[Element placement data]
++++++++++++++++++++

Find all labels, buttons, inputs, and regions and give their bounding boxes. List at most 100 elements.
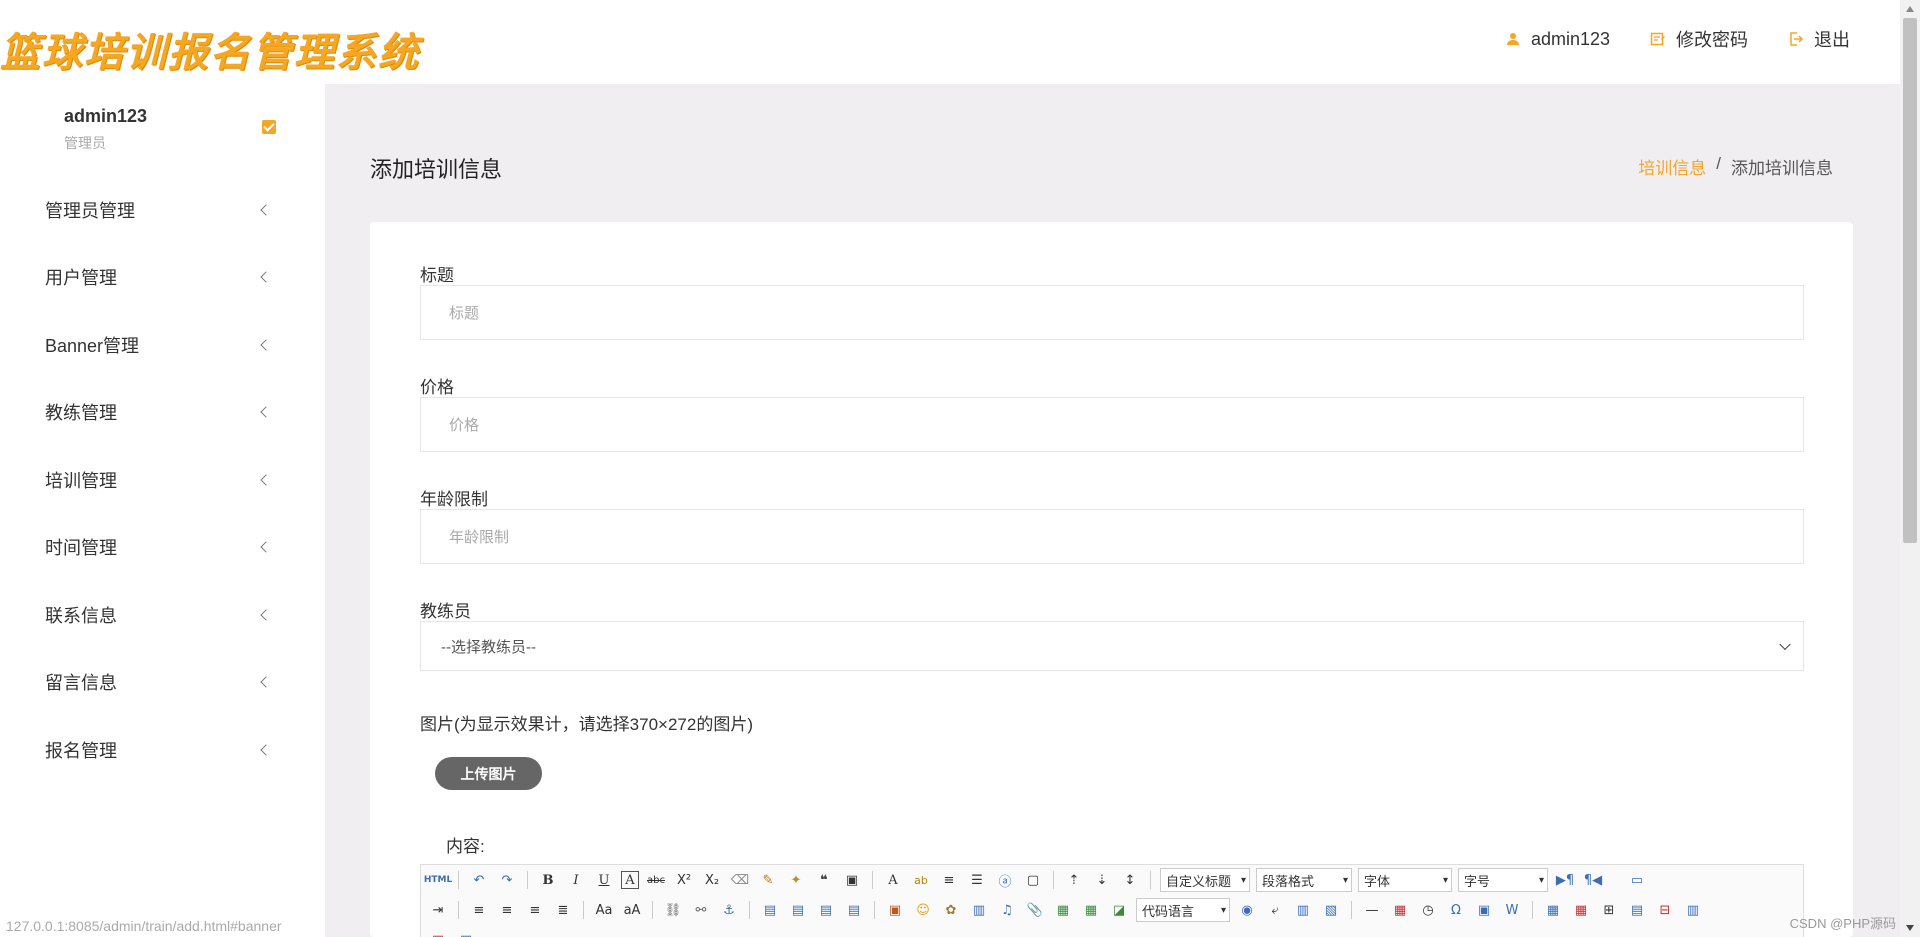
undo-icon[interactable]: ↶ [468,869,490,891]
custom-heading-select[interactable]: 自定义标题 [1160,868,1250,892]
eraser-icon[interactable]: ⌫ [729,869,751,891]
font-border-icon[interactable]: A [621,871,639,889]
format-painter-icon[interactable]: ✎ [757,869,779,891]
scrawl-icon[interactable]: ✿ [940,899,962,921]
bold-icon[interactable]: B [537,869,559,891]
delete-table-icon[interactable]: ▦ [1570,899,1592,921]
tolowercase-icon[interactable]: aA [621,899,643,921]
upload-image-button[interactable]: 上传图片 [435,757,542,790]
vertical-scrollbar[interactable] [1900,0,1920,937]
music-icon[interactable]: ♫ [996,899,1018,921]
align-right-icon[interactable]: ≡ [524,899,546,921]
web-app-icon[interactable]: ◉ [1236,899,1258,921]
underline-icon[interactable]: U [593,869,615,891]
logout-link[interactable]: 退出 [1788,26,1850,52]
page-break-icon[interactable]: ⤶ [1264,899,1286,921]
font-size-select[interactable]: 字号 [1458,868,1548,892]
redo-icon[interactable]: ↷ [496,869,518,891]
image-left-icon[interactable]: ▤ [787,899,809,921]
sidebar-item-admin[interactable]: 管理员管理 [0,176,325,244]
blockquote-icon[interactable]: ❝ [813,869,835,891]
delete-row-icon[interactable]: ⊟ [1654,899,1676,921]
title-input[interactable]: 标题 [420,285,1804,340]
video-icon[interactable]: ▥ [968,899,990,921]
code-language-select[interactable]: 代码语言 [1136,898,1230,922]
change-password-link[interactable]: 修改密码 [1650,26,1748,52]
breadcrumb-link-training[interactable]: 培训信息 [1638,154,1706,179]
align-left-icon[interactable]: ≡ [468,899,490,921]
subscript-icon[interactable]: X₂ [701,869,723,891]
emotion-icon[interactable]: ☺ [912,899,934,921]
line-height-icon[interactable]: ↕ [1119,869,1141,891]
scroll-thumb[interactable] [1903,18,1917,543]
html-source-icon[interactable]: HTML [424,869,452,891]
scroll-down-arrow-icon[interactable] [1906,925,1914,931]
sidebar-item-users[interactable]: 用户管理 [0,244,325,312]
ltr-icon[interactable]: ▶¶ [1554,869,1576,891]
highlight-color-icon[interactable]: ab [910,869,932,891]
ordered-list-icon[interactable]: ≡ [938,869,960,891]
coach-select[interactable]: --选择教练员-- [420,621,1804,671]
age-limit-input[interactable]: 年龄限制 [420,509,1804,564]
paragraph-format-select[interactable]: 段落格式 [1256,868,1352,892]
clear-doc-icon[interactable]: ▢ [1022,869,1044,891]
price-input[interactable]: 价格 [420,397,1804,452]
image-none-icon[interactable]: ▤ [759,899,781,921]
template-icon[interactable]: ▥ [1292,899,1314,921]
sidebar-item-registration[interactable]: 报名管理 [0,716,325,784]
font-color-icon[interactable]: A [882,869,904,891]
horizontal-rule-icon[interactable]: — [1361,899,1383,921]
paste-plain-icon[interactable]: ▣ [841,869,863,891]
image-label: 图片(为显示效果计，请选择370×272的图片) [420,715,753,734]
user-menu[interactable]: admin123 [1505,29,1610,50]
rtl-icon[interactable]: ¶◀ [1582,869,1604,891]
map-icon[interactable]: ▦ [1052,899,1074,921]
date-icon[interactable]: ▦ [1389,899,1411,921]
sidebar-item-coach[interactable]: 教练管理 [0,379,325,447]
insert-row-icon[interactable]: ▤ [1626,899,1648,921]
align-justify-icon[interactable]: ≣ [552,899,574,921]
auto-format-icon[interactable]: ✦ [785,869,807,891]
delete-col-icon[interactable]: ▥ [427,929,449,937]
toolbar-divider [583,901,584,919]
insert-paragraph-before-table-icon[interactable]: ⊞ [1598,899,1620,921]
anchor-icon[interactable]: ⚓ [718,899,740,921]
indent-icon[interactable]: ⇥ [427,899,449,921]
image-center-icon[interactable]: ▤ [843,899,865,921]
row-spacing-top-icon[interactable]: ⇡ [1063,869,1085,891]
check-icon[interactable] [262,120,276,134]
time-icon[interactable]: ◷ [1417,899,1439,921]
sidebar-item-training[interactable]: 培训管理 [0,446,325,514]
unordered-list-icon[interactable]: ☰ [966,869,988,891]
row-spacing-bottom-icon[interactable]: ⇣ [1091,869,1113,891]
sidebar-item-contact[interactable]: 联系信息 [0,581,325,649]
snapscreen-icon[interactable]: ▣ [1473,899,1495,921]
insert-col-icon[interactable]: ▥ [1682,899,1704,921]
background-icon[interactable]: ▧ [1320,899,1342,921]
strikethrough-icon[interactable]: abc [645,869,667,891]
insert-table-icon[interactable]: ▦ [1542,899,1564,921]
touppercase-icon[interactable]: Aa [593,899,615,921]
fullscreen-icon[interactable]: ▭ [1626,869,1648,891]
sidebar-item-messages[interactable]: 留言信息 [0,649,325,717]
align-center-icon[interactable]: ≡ [496,899,518,921]
gmap-icon[interactable]: ▦ [1080,899,1102,921]
attachment-icon[interactable]: 📎 [1024,899,1046,921]
sidebar-user-role: 管理员 [64,135,106,151]
chevron-down-icon [1779,638,1791,651]
merge-cells-icon[interactable]: ▦ [455,929,477,937]
special-chars-icon[interactable]: Ω [1445,899,1467,921]
insert-frame-icon[interactable]: ◪ [1108,899,1130,921]
scroll-up-arrow-icon[interactable] [1906,6,1914,12]
sidebar-item-schedule[interactable]: 时间管理 [0,514,325,582]
word-image-icon[interactable]: W [1501,899,1523,921]
text-box-icon[interactable]: ⓐ [994,869,1016,891]
link-icon[interactable]: ⛓ [662,899,684,921]
simple-upload-icon[interactable]: ▣ [884,899,906,921]
unlink-icon[interactable]: ⚯ [690,899,712,921]
font-family-select[interactable]: 字体 [1358,868,1452,892]
superscript-icon[interactable]: X² [673,869,695,891]
italic-icon[interactable]: I [565,869,587,891]
sidebar-item-banner[interactable]: Banner管理 [0,311,325,379]
image-right-icon[interactable]: ▤ [815,899,837,921]
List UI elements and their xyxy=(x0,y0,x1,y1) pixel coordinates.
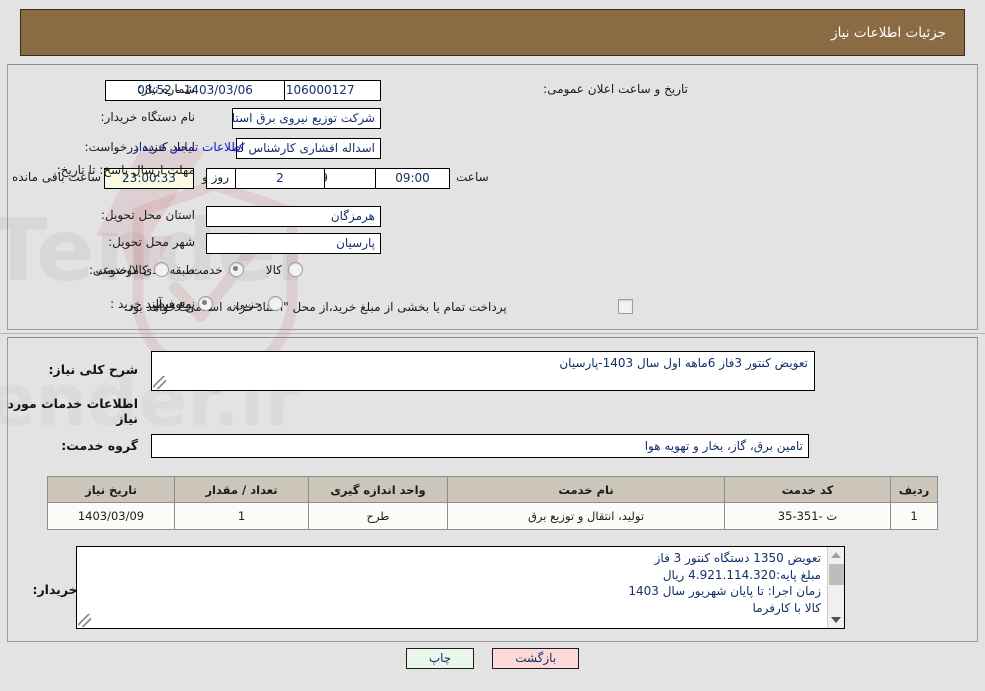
resize-grip-icon[interactable] xyxy=(153,376,166,389)
province-label: استان محل تحویل: xyxy=(100,208,195,222)
col-qty: تعداد / مقدار xyxy=(174,476,309,503)
resize-grip-icon[interactable] xyxy=(78,614,91,627)
general-desc-label: شرح کلی نیاز: xyxy=(48,362,138,377)
radio-icon[interactable] xyxy=(268,296,283,311)
radio-icon[interactable] xyxy=(153,262,169,277)
process-option-label: جزیی xyxy=(234,296,262,311)
cell-qty: 1 xyxy=(174,502,309,530)
cell-row: 1 xyxy=(890,502,938,530)
cell-code: ت -351-35 xyxy=(724,502,891,530)
col-row: ردیف xyxy=(890,476,938,503)
buyer-notes-line: زمان اجرا: تا پایان شهریور سال 1403 xyxy=(628,584,821,598)
city-label: شهر محل تحویل: xyxy=(108,235,195,249)
buyer-notes-line: تعویض 1350 دستگاه کنتور 3 فاز xyxy=(654,551,821,565)
service-group-label: گروه خدمت: xyxy=(61,438,138,453)
summary-panel xyxy=(7,64,978,330)
footer-actions: بازگشت چاپ xyxy=(0,648,985,669)
page-title: جزئیات اطلاعات نیاز xyxy=(831,24,946,41)
deadline-label-row: مهلت ارسال پاسخ: تا تاریخ: xyxy=(25,162,195,178)
category-option-label: کالا xyxy=(265,262,282,277)
back-button[interactable]: بازگشت xyxy=(492,648,580,669)
radio-icon[interactable] xyxy=(288,262,303,277)
buyer-org-label: نام دستگاه خریدار: xyxy=(100,110,196,124)
category-option-khedmat[interactable]: خدمت xyxy=(191,262,244,277)
col-date: تاریخ نیاز xyxy=(47,476,175,503)
buyer-notes-scrollbar[interactable] xyxy=(827,547,844,628)
col-code: کد خدمت xyxy=(724,476,891,503)
buyer-notes-text: تعویض 1350 دستگاه کنتور 3 فاز مبلغ پایه:… xyxy=(77,547,827,628)
process-radio-group: جزیی متوسط xyxy=(154,296,305,311)
scroll-down-icon[interactable] xyxy=(828,612,844,628)
page-header: جزئیات اطلاعات نیاز xyxy=(20,9,965,56)
buyer-org-row: نام دستگاه خریدار: xyxy=(101,110,196,124)
category-radio-group: کالا خدمت کالا/خدمت xyxy=(96,262,325,277)
panel-divider xyxy=(0,333,985,334)
cell-unit: طرح xyxy=(308,502,448,530)
category-option-kala-khedmat[interactable]: کالا/خدمت xyxy=(96,262,169,277)
province-row: استان محل تحویل: xyxy=(101,208,195,222)
general-desc-box[interactable]: تعویض کنتور 3فاز 6ماهه اول سال 1403-پارس… xyxy=(151,351,815,391)
print-button[interactable]: چاپ xyxy=(405,648,475,669)
requester-row: ایجاد کننده درخواست: xyxy=(84,140,195,154)
need-number-row: شماره نیاز: xyxy=(138,82,195,96)
category-option-kala[interactable]: کالا xyxy=(266,262,303,277)
buyer-notes-box[interactable]: تعویض 1350 دستگاه کنتور 3 فاز مبلغ پایه:… xyxy=(76,546,845,629)
cell-name: تولید، انتقال و توزیع برق xyxy=(447,502,725,530)
need-number-label: شماره نیاز: xyxy=(138,82,195,96)
public-announce-label: تاریخ و ساعت اعلان عمومی: xyxy=(543,82,688,96)
services-heading: اطلاعات خدمات مورد نیاز xyxy=(7,396,138,426)
general-desc-value: تعویض کنتور 3فاز 6ماهه اول سال 1403-پارس… xyxy=(559,356,808,370)
city-row: شهر محل تحویل: xyxy=(108,235,195,249)
table-header-row: ردیف کد خدمت نام خدمت واحد اندازه گیری ت… xyxy=(47,476,938,503)
category-option-label: کالا/خدمت xyxy=(95,262,148,277)
scrollbar-thumb[interactable] xyxy=(828,564,844,585)
category-option-label: خدمت xyxy=(190,262,223,277)
requester-label: ایجاد کننده درخواست: xyxy=(84,140,195,154)
services-table: ردیف کد خدمت نام خدمت واحد اندازه گیری ت… xyxy=(47,476,938,530)
buyer-notes-line: مبلغ پایه:4.921.114.320 ریال xyxy=(662,567,821,582)
process-option-jozei[interactable]: جزیی xyxy=(235,296,283,311)
col-unit: واحد اندازه گیری xyxy=(308,476,448,503)
table-row: 1 ت -351-35 تولید، انتقال و توزیع برق طر… xyxy=(47,502,938,530)
col-name: نام خدمت xyxy=(447,476,725,503)
deadline-label: مهلت ارسال پاسخ: تا تاریخ: xyxy=(56,163,195,177)
cell-date: 1403/03/09 xyxy=(47,502,175,530)
radio-icon[interactable] xyxy=(228,262,244,277)
buyer-notes-line: کالا با کارفرما xyxy=(752,600,821,615)
public-announce-row: تاریخ و ساعت اعلان عمومی: xyxy=(543,82,688,96)
process-option-label: متوسط xyxy=(153,296,192,311)
process-option-motavasset[interactable]: متوسط xyxy=(154,296,213,311)
radio-icon[interactable] xyxy=(197,296,213,311)
scroll-up-icon[interactable] xyxy=(828,547,844,563)
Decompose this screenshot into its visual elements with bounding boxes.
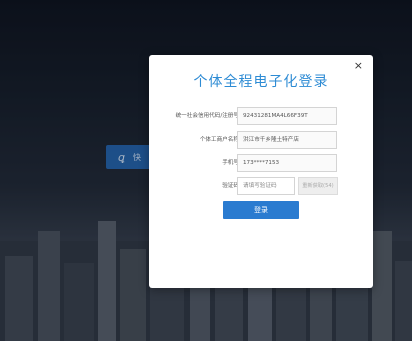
close-icon[interactable]: ×	[354, 60, 363, 71]
credit-code-row: 统一社会信用代码/注册号 92431281MA4L66F39T	[149, 107, 373, 125]
user-icon: ꝗ	[118, 150, 125, 164]
business-name-row: 个体工商户名称 洪江市千乡隆土特产店	[149, 131, 373, 149]
phone-row: 手机号 173****7153	[149, 154, 373, 172]
modal-title: 个体全程电子化登录	[193, 74, 329, 90]
verify-code-row: 验证码 重新获取(54)	[149, 177, 373, 195]
login-modal: × 个体全程电子化登录 统一社会信用代码/注册号 92431281MA4L66F…	[149, 55, 373, 288]
background-button-label: 快	[132, 152, 141, 162]
login-button[interactable]: 登录	[223, 201, 299, 219]
credit-code-label: 统一社会信用代码/注册号	[175, 113, 239, 119]
phone-field[interactable]: 173****7153	[237, 154, 337, 172]
page-background: ꝗ 快 × 个体全程电子化登录 统一社会信用代码/注册号 92431281MA4…	[0, 0, 412, 341]
business-name-label: 个体工商户名称	[199, 137, 239, 143]
resend-code-button[interactable]: 重新获取(54)	[298, 177, 338, 195]
verify-code-input[interactable]	[237, 177, 295, 195]
business-name-field[interactable]: 洪江市千乡隆土特产店	[237, 131, 337, 149]
credit-code-field[interactable]: 92431281MA4L66F39T	[237, 107, 337, 125]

++++++++++++++++++++

__Task prompt__. Please select every line in the entries above that holds the word "ارسال", and copy each one.

__Solution for this task__.
deadline-label-row: مهلت ارسال پاسخ: تا تاریخ: xyxy=(25,162,195,178)
deadline-label: مهلت ارسال پاسخ: تا تاریخ: xyxy=(56,163,195,177)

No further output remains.